**Stated problem:** Report only the number of lines in the records that contain the word "this".

**Supplied material:**
────

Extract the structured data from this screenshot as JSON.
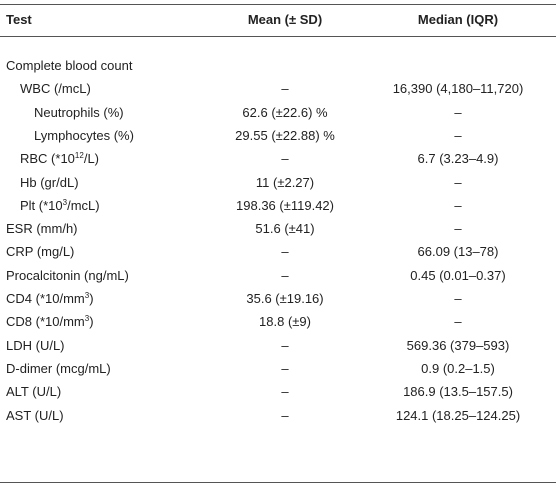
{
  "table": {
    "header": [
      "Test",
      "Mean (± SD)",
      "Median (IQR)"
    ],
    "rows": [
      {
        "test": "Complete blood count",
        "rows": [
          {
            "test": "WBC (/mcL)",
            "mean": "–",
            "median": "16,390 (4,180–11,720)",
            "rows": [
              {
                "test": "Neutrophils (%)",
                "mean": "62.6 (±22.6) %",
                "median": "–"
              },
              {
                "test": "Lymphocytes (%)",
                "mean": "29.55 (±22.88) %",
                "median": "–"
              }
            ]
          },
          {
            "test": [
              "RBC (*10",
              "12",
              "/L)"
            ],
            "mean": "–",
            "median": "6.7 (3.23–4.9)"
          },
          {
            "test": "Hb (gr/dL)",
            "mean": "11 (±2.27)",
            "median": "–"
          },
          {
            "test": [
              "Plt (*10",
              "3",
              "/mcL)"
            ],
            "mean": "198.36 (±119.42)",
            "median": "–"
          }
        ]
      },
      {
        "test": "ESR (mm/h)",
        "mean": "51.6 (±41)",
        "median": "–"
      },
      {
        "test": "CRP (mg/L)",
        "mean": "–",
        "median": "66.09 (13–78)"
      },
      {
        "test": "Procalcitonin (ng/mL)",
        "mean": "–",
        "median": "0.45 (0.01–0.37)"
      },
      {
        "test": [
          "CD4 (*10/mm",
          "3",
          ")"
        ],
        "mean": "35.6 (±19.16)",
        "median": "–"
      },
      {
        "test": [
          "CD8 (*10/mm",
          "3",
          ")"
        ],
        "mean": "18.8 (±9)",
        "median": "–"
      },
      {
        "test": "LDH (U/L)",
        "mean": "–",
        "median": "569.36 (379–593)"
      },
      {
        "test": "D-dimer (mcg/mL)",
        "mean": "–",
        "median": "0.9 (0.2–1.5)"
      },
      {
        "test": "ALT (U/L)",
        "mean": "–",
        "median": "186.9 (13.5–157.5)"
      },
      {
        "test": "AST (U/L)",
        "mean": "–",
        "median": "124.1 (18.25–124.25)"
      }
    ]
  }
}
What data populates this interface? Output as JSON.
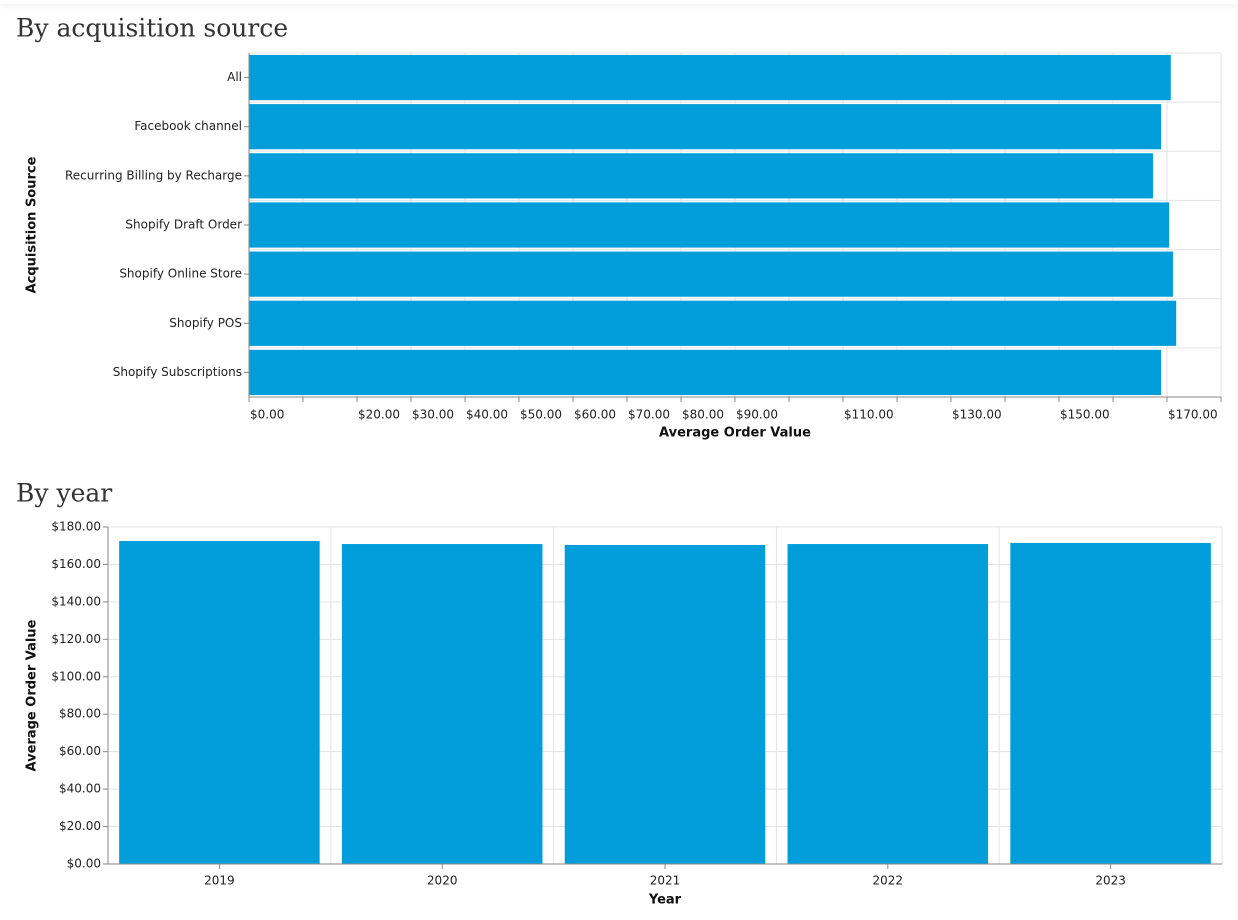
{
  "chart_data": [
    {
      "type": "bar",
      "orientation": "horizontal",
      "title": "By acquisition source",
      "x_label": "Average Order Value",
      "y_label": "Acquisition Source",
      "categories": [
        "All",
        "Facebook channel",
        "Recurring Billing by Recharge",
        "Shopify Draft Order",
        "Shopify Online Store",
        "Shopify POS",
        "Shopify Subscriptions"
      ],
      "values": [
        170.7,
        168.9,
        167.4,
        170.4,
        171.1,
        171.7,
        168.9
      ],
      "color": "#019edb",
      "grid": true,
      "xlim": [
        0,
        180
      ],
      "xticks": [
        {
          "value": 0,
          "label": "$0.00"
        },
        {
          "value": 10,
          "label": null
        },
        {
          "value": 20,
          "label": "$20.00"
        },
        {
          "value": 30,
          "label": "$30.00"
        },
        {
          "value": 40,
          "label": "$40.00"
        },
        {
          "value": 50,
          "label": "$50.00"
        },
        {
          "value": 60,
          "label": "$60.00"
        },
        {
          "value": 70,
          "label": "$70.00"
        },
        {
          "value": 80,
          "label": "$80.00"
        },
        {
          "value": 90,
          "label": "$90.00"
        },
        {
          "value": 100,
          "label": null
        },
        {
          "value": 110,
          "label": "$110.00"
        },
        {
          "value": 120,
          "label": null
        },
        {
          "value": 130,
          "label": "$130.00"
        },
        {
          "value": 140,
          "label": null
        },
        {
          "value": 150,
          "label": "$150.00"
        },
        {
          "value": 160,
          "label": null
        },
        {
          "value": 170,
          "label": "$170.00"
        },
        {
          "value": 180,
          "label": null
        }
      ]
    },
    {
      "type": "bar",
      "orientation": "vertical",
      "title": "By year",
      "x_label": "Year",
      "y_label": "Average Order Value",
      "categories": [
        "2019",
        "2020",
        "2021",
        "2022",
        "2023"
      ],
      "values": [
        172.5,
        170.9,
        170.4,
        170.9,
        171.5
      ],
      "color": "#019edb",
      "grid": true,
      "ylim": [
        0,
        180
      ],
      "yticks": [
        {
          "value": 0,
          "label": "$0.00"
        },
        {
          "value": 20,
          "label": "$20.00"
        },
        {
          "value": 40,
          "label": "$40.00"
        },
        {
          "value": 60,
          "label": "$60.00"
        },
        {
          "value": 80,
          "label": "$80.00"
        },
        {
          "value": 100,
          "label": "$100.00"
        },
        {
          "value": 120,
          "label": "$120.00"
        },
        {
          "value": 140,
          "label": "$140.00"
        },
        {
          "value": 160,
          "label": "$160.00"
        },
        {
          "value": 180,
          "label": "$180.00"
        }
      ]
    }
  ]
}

────

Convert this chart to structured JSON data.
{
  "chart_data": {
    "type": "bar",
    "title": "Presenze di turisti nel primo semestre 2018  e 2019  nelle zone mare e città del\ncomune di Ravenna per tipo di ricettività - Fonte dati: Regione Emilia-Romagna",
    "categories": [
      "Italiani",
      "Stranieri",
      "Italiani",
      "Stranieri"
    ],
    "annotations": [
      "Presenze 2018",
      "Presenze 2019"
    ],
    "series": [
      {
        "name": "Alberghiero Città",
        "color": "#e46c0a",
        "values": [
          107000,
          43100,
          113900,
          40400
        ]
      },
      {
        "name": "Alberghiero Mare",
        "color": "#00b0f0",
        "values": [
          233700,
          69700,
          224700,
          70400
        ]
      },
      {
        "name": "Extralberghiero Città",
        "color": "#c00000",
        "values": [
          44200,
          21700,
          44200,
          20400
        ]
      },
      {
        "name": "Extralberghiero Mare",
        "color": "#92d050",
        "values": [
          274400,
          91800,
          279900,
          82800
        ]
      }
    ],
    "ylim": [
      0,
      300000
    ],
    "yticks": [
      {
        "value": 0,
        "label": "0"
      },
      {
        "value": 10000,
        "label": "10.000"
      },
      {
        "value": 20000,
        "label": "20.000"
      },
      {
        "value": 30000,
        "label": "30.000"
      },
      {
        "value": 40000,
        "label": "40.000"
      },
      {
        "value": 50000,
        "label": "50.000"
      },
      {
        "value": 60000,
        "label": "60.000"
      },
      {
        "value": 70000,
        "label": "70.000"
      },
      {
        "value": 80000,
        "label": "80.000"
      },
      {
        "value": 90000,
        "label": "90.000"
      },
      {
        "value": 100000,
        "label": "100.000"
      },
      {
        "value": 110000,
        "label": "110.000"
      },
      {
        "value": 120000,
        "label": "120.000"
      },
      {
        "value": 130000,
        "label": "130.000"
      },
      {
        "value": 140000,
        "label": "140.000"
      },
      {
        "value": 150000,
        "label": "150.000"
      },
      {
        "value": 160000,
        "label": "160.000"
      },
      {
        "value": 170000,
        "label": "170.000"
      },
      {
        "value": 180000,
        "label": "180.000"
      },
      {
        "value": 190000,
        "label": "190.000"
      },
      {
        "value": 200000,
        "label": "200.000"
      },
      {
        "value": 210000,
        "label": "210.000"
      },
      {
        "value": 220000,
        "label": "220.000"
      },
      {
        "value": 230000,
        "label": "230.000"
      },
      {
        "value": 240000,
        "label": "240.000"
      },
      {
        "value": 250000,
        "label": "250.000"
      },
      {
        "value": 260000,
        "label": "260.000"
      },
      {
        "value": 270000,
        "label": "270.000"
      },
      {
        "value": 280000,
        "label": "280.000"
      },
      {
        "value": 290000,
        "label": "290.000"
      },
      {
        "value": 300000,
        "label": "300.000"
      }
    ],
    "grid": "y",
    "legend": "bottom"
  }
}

────

**Written reply:** 3